• Brief: How many lines in the records below contain the word "JSON"? Answer with the number alone.

• Given data:
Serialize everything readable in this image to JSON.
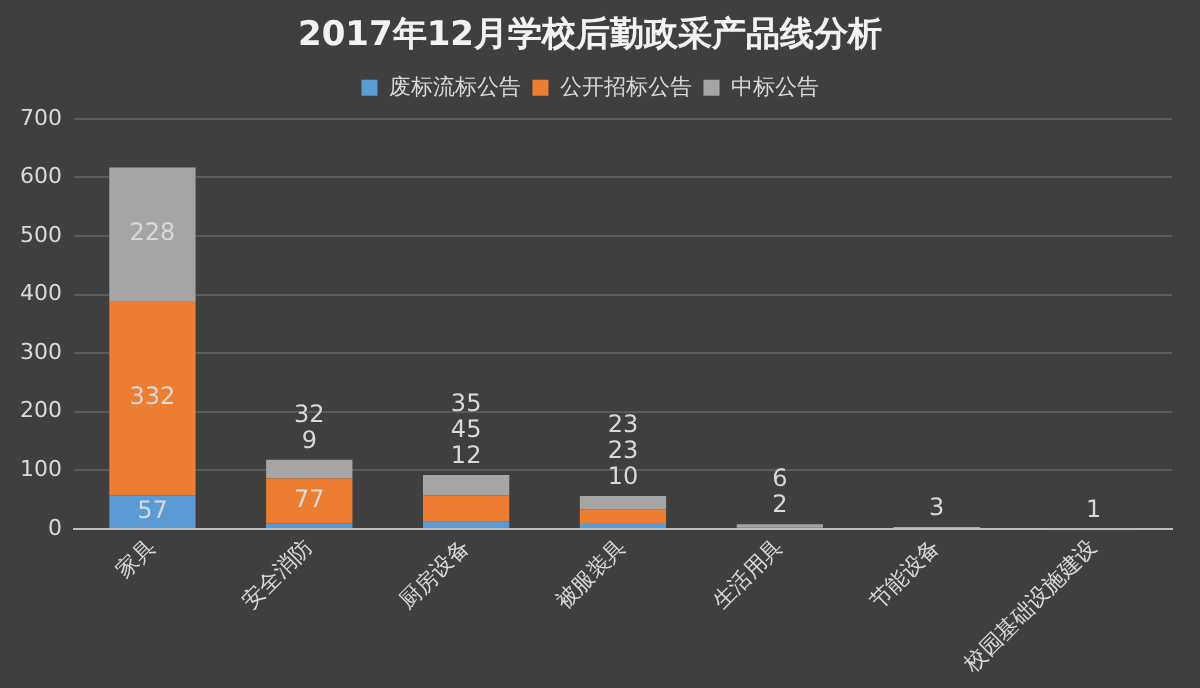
{
  "chart_data": {
    "type": "bar",
    "title": "2017年12月学校后勤政采产品线分析",
    "categories": [
      "家具",
      "安全消防",
      "厨房设备",
      "被服装具",
      "生活用具",
      "节能设备",
      "校园基础设施建设"
    ],
    "series": [
      {
        "name": "废标流标公告",
        "color": "#5b9bd5",
        "values": [
          57,
          9,
          12,
          10,
          null,
          null,
          null
        ]
      },
      {
        "name": "公开招标公告",
        "color": "#ed7d31",
        "values": [
          332,
          77,
          45,
          23,
          2,
          null,
          null
        ]
      },
      {
        "name": "中标公告",
        "color": "#a5a5a5",
        "values": [
          228,
          32,
          35,
          23,
          6,
          3,
          1
        ]
      }
    ],
    "stacked": true,
    "ylim": [
      0,
      700
    ],
    "yticks": [
      0,
      100,
      200,
      300,
      400,
      500,
      600,
      700
    ],
    "grid": "y",
    "legend": "top",
    "data_labels": true
  }
}
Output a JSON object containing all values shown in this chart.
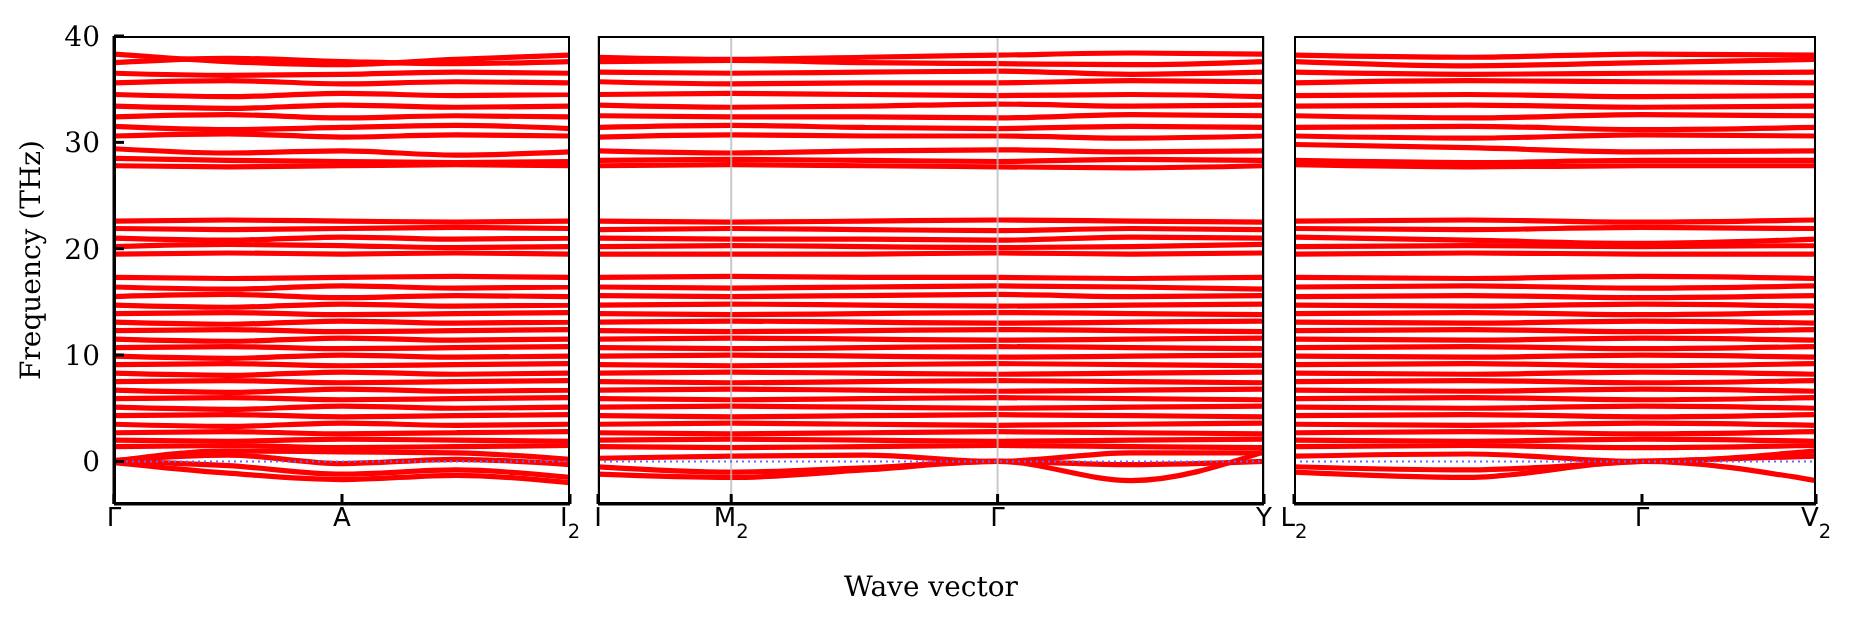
{
  "chart_data": [
    {
      "type": "line",
      "ylabel": "Frequency (THz)",
      "color": "#ff0000",
      "marker": "none",
      "ylim": [
        -4,
        40
      ],
      "yticks": [
        0,
        10,
        20,
        30,
        40
      ],
      "categories": [
        "Γ",
        null,
        "A",
        null,
        "I$_{2}$"
      ],
      "ref_lines": [
        {
          "axis": "y",
          "value": 0,
          "color": "#6666ff",
          "line_style": "dotted"
        }
      ],
      "series": [
        {
          "values": [
            38.3,
            37.6,
            37.3,
            37.8,
            38.2
          ]
        },
        {
          "values": [
            37.5,
            37.9,
            37.6,
            37.4,
            37.6
          ]
        },
        {
          "values": [
            36.5,
            36.3,
            36.4,
            36.6,
            36.5
          ]
        },
        {
          "values": [
            35.6,
            35.8,
            35.5,
            35.7,
            35.6
          ]
        },
        {
          "values": [
            34.5,
            34.3,
            34.6,
            34.4,
            34.5
          ]
        },
        {
          "values": [
            33.4,
            33.2,
            33.5,
            33.3,
            33.4
          ]
        },
        {
          "values": [
            32.4,
            32.6,
            32.3,
            32.5,
            32.4
          ]
        },
        {
          "values": [
            31.5,
            31.2,
            31.4,
            31.6,
            31.3
          ]
        },
        {
          "values": [
            30.6,
            30.8,
            30.5,
            30.7,
            30.6
          ]
        },
        {
          "values": [
            29.4,
            29,
            29.2,
            28.8,
            29.1
          ]
        },
        {
          "values": [
            28.5,
            28.3,
            28.2,
            28.1,
            28.2
          ]
        },
        {
          "values": [
            27.8,
            27.7,
            27.8,
            27.9,
            27.8
          ]
        },
        {
          "values": [
            22.6,
            22.7,
            22.6,
            22.5,
            22.6
          ]
        },
        {
          "values": [
            21.9,
            21.8,
            21.9,
            22,
            21.9
          ]
        },
        {
          "values": [
            21,
            20.8,
            21.1,
            20.9,
            21
          ]
        },
        {
          "values": [
            20.2,
            20.4,
            20.3,
            20.1,
            20.2
          ]
        },
        {
          "values": [
            19.5,
            19.6,
            19.5,
            19.6,
            19.5
          ]
        },
        {
          "values": [
            17.3,
            17.2,
            17.3,
            17.4,
            17.3
          ]
        },
        {
          "values": [
            16.4,
            16.2,
            16.5,
            16.3,
            16.4
          ]
        },
        {
          "values": [
            15.5,
            15.7,
            15.4,
            15.6,
            15.5
          ]
        },
        {
          "values": [
            14.7,
            14.5,
            14.8,
            14.6,
            14.7
          ]
        },
        {
          "values": [
            13.9,
            14,
            13.8,
            13.9,
            14
          ]
        },
        {
          "values": [
            13.1,
            12.9,
            13.2,
            13,
            13.1
          ]
        },
        {
          "values": [
            12.3,
            12.4,
            12.2,
            12.3,
            12.4
          ]
        },
        {
          "values": [
            11.5,
            11.3,
            11.6,
            11.4,
            11.5
          ]
        },
        {
          "values": [
            10.7,
            10.8,
            10.6,
            10.7,
            10.8
          ]
        },
        {
          "values": [
            9.9,
            9.7,
            10,
            9.8,
            9.9
          ]
        },
        {
          "values": [
            9.1,
            9.2,
            9,
            9.1,
            9.2
          ]
        },
        {
          "values": [
            8.3,
            8.1,
            8.4,
            8.2,
            8.3
          ]
        },
        {
          "values": [
            7.5,
            7.6,
            7.4,
            7.5,
            7.6
          ]
        },
        {
          "values": [
            6.7,
            6.5,
            6.8,
            6.6,
            6.7
          ]
        },
        {
          "values": [
            5.9,
            6,
            5.8,
            5.9,
            6
          ]
        },
        {
          "values": [
            5.1,
            4.9,
            5.2,
            5,
            5.1
          ]
        },
        {
          "values": [
            4.3,
            4.4,
            4.2,
            4.3,
            4.4
          ]
        },
        {
          "values": [
            3.5,
            3.3,
            3.6,
            3.4,
            3.5
          ]
        },
        {
          "values": [
            2.7,
            2.8,
            2.6,
            2.7,
            2.8
          ]
        },
        {
          "values": [
            2,
            1.9,
            2.1,
            2,
            1.9
          ]
        },
        {
          "values": [
            1.4,
            1.5,
            1.3,
            1.4,
            1.5
          ]
        },
        {
          "values": [
            0,
            1,
            0.9,
            0.8,
            0.2
          ]
        },
        {
          "values": [
            0.1,
            0.6,
            -0.2,
            0.2,
            -0.3
          ]
        },
        {
          "values": [
            0,
            -0.4,
            -1.2,
            -0.8,
            -1.5
          ]
        },
        {
          "values": [
            -0.1,
            -1.1,
            -1.7,
            -1.3,
            -2
          ]
        }
      ]
    },
    {
      "type": "line",
      "xlabel": "Wave vector",
      "color": "#ff0000",
      "marker": "none",
      "grid": "x",
      "tick_labels": "x",
      "ylim": [
        -4,
        40
      ],
      "yticks": [
        0,
        10,
        20,
        30,
        40
      ],
      "categories": [
        "I",
        "M$_{2}$",
        null,
        "Γ",
        null,
        "Y"
      ],
      "ref_lines": [
        {
          "axis": "y",
          "value": 0,
          "color": "#6666ff",
          "line_style": "dotted"
        }
      ],
      "series": [
        {
          "values": [
            38,
            37.8,
            38,
            38.2,
            38.4,
            38.3
          ]
        },
        {
          "values": [
            37.6,
            37.7,
            37.5,
            37.4,
            37.3,
            37.6
          ]
        },
        {
          "values": [
            36.6,
            36.5,
            36.6,
            36.7,
            36.4,
            36.6
          ]
        },
        {
          "values": [
            35.7,
            35.5,
            35.6,
            35.6,
            35.8,
            35.7
          ]
        },
        {
          "values": [
            34.5,
            34.6,
            34.5,
            34.4,
            34.5,
            34.3
          ]
        },
        {
          "values": [
            33.5,
            33.3,
            33.4,
            33.6,
            33.4,
            33.5
          ]
        },
        {
          "values": [
            32.5,
            32.4,
            32.4,
            32.3,
            32.6,
            32.5
          ]
        },
        {
          "values": [
            31.4,
            31.6,
            31.4,
            31.3,
            31.5,
            31.4
          ]
        },
        {
          "values": [
            30.5,
            30.7,
            30.6,
            30.6,
            30.4,
            30.6
          ]
        },
        {
          "values": [
            29.2,
            29,
            29.2,
            29.3,
            29.1,
            29.2
          ]
        },
        {
          "values": [
            28.3,
            28.4,
            28.3,
            28.2,
            28.4,
            28.3
          ]
        },
        {
          "values": [
            27.8,
            27.9,
            27.8,
            27.7,
            27.6,
            27.8
          ]
        },
        {
          "values": [
            22.6,
            22.5,
            22.6,
            22.7,
            22.6,
            22.5
          ]
        },
        {
          "values": [
            21.8,
            21.9,
            21.8,
            21.7,
            21.9,
            21.8
          ]
        },
        {
          "values": [
            21,
            20.9,
            20.9,
            20.8,
            21.1,
            21
          ]
        },
        {
          "values": [
            20.2,
            20.3,
            20.2,
            20.1,
            20.2,
            20.4
          ]
        },
        {
          "values": [
            19.5,
            19.5,
            19.5,
            19.6,
            19.5,
            19.6
          ]
        },
        {
          "values": [
            17.3,
            17.4,
            17.3,
            17.3,
            17.2,
            17.3
          ]
        },
        {
          "values": [
            16.4,
            16.3,
            16.4,
            16.5,
            16.4,
            16.2
          ]
        },
        {
          "values": [
            15.6,
            15.5,
            15.6,
            15.7,
            15.5,
            15.6
          ]
        },
        {
          "values": [
            14.7,
            14.8,
            14.7,
            14.6,
            14.7,
            14.8
          ]
        },
        {
          "values": [
            13.9,
            13.8,
            13.9,
            14,
            13.9,
            13.8
          ]
        },
        {
          "values": [
            13.1,
            13.2,
            13.1,
            13,
            13.1,
            13.2
          ]
        },
        {
          "values": [
            12.3,
            12.2,
            12.3,
            12.4,
            12.3,
            12.2
          ]
        },
        {
          "values": [
            11.5,
            11.6,
            11.5,
            11.4,
            11.5,
            11.6
          ]
        },
        {
          "values": [
            10.7,
            10.6,
            10.7,
            10.8,
            10.7,
            10.6
          ]
        },
        {
          "values": [
            9.9,
            10,
            9.9,
            9.8,
            9.9,
            10
          ]
        },
        {
          "values": [
            9.1,
            9,
            9.1,
            9.2,
            9.1,
            9
          ]
        },
        {
          "values": [
            8.3,
            8.4,
            8.3,
            8.2,
            8.3,
            8.4
          ]
        },
        {
          "values": [
            7.5,
            7.4,
            7.5,
            7.6,
            7.5,
            7.4
          ]
        },
        {
          "values": [
            6.7,
            6.8,
            6.7,
            6.6,
            6.7,
            6.8
          ]
        },
        {
          "values": [
            5.9,
            5.8,
            5.9,
            6,
            5.9,
            5.8
          ]
        },
        {
          "values": [
            5.1,
            5.2,
            5.1,
            5,
            5.1,
            5.2
          ]
        },
        {
          "values": [
            4.3,
            4.2,
            4.3,
            4.4,
            4.3,
            4.2
          ]
        },
        {
          "values": [
            3.5,
            3.6,
            3.5,
            3.4,
            3.5,
            3.6
          ]
        },
        {
          "values": [
            2.7,
            2.6,
            2.7,
            2.8,
            2.7,
            2.6
          ]
        },
        {
          "values": [
            2,
            2.1,
            2,
            1.9,
            2,
            2.1
          ]
        },
        {
          "values": [
            1.4,
            1.3,
            1.4,
            1.5,
            1.4,
            1.3
          ]
        },
        {
          "values": [
            0.3,
            0.5,
            0.6,
            0,
            0.8,
            0.8
          ]
        },
        {
          "values": [
            -0.5,
            -1,
            -0.6,
            0,
            -0.3,
            0
          ]
        },
        {
          "values": [
            -1.2,
            -1.5,
            -0.8,
            0,
            -1.8,
            0.9
          ]
        }
      ]
    },
    {
      "type": "line",
      "color": "#ff0000",
      "marker": "none",
      "tick_labels": "x",
      "ylim": [
        -4,
        40
      ],
      "yticks": [
        0,
        10,
        20,
        30,
        40
      ],
      "categories": [
        "L$_{2}$",
        null,
        "Γ",
        "V$_{2}$"
      ],
      "ref_lines": [
        {
          "axis": "y",
          "value": 0,
          "color": "#6666ff",
          "line_style": "dotted"
        }
      ],
      "series": [
        {
          "values": [
            38.2,
            38,
            38.3,
            38.2
          ]
        },
        {
          "values": [
            37.6,
            37.2,
            37.5,
            37.8
          ]
        },
        {
          "values": [
            36.6,
            36.4,
            36.5,
            36.6
          ]
        },
        {
          "values": [
            35.6,
            35.8,
            35.7,
            35.6
          ]
        },
        {
          "values": [
            34.4,
            34.5,
            34.3,
            34.4
          ]
        },
        {
          "values": [
            33.4,
            33.5,
            33.3,
            33.4
          ]
        },
        {
          "values": [
            32.5,
            32.3,
            32.6,
            32.5
          ]
        },
        {
          "values": [
            31.4,
            31.5,
            31.2,
            31.4
          ]
        },
        {
          "values": [
            30.6,
            30.4,
            30.7,
            30.6
          ]
        },
        {
          "values": [
            29.8,
            29.5,
            29.1,
            29.2
          ]
        },
        {
          "values": [
            28.3,
            28.1,
            28.3,
            28.3
          ]
        },
        {
          "values": [
            27.9,
            27.7,
            27.8,
            27.8
          ]
        },
        {
          "values": [
            22.6,
            22.7,
            22.5,
            22.7
          ]
        },
        {
          "values": [
            21.9,
            21.8,
            22,
            21.9
          ]
        },
        {
          "values": [
            21.1,
            20.8,
            20.5,
            20.9
          ]
        },
        {
          "values": [
            20.2,
            20.3,
            20.2,
            20.3
          ]
        },
        {
          "values": [
            19.5,
            19.6,
            19.5,
            19.5
          ]
        },
        {
          "values": [
            17.3,
            17.2,
            17.4,
            17.2
          ]
        },
        {
          "values": [
            16.4,
            16.5,
            16.3,
            16.5
          ]
        },
        {
          "values": [
            15.5,
            15.6,
            15.4,
            15.6
          ]
        },
        {
          "values": [
            14.7,
            14.6,
            14.8,
            14.6
          ]
        },
        {
          "values": [
            13.9,
            14,
            13.8,
            14
          ]
        },
        {
          "values": [
            13.1,
            13,
            13.2,
            13
          ]
        },
        {
          "values": [
            12.3,
            12.4,
            12.2,
            12.4
          ]
        },
        {
          "values": [
            11.5,
            11.4,
            11.6,
            11.4
          ]
        },
        {
          "values": [
            10.7,
            10.8,
            10.6,
            10.8
          ]
        },
        {
          "values": [
            9.9,
            9.8,
            10,
            9.8
          ]
        },
        {
          "values": [
            9.1,
            9.2,
            9,
            9.2
          ]
        },
        {
          "values": [
            8.3,
            8.2,
            8.4,
            8.2
          ]
        },
        {
          "values": [
            7.5,
            7.6,
            7.4,
            7.6
          ]
        },
        {
          "values": [
            6.7,
            6.6,
            6.8,
            6.6
          ]
        },
        {
          "values": [
            5.9,
            6,
            5.8,
            6
          ]
        },
        {
          "values": [
            5.1,
            5,
            5.2,
            5
          ]
        },
        {
          "values": [
            4.3,
            4.4,
            4.2,
            4.4
          ]
        },
        {
          "values": [
            3.5,
            3.4,
            3.6,
            3.4
          ]
        },
        {
          "values": [
            2.7,
            2.8,
            2.6,
            2.8
          ]
        },
        {
          "values": [
            2,
            1.9,
            2.1,
            1.9
          ]
        },
        {
          "values": [
            1.4,
            1.5,
            1.3,
            1.5
          ]
        },
        {
          "values": [
            0.5,
            0.7,
            0,
            1
          ]
        },
        {
          "values": [
            -0.5,
            -0.8,
            0,
            0.5
          ]
        },
        {
          "values": [
            -1,
            -1.5,
            0,
            -1.8
          ]
        }
      ]
    }
  ]
}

• Reply: 2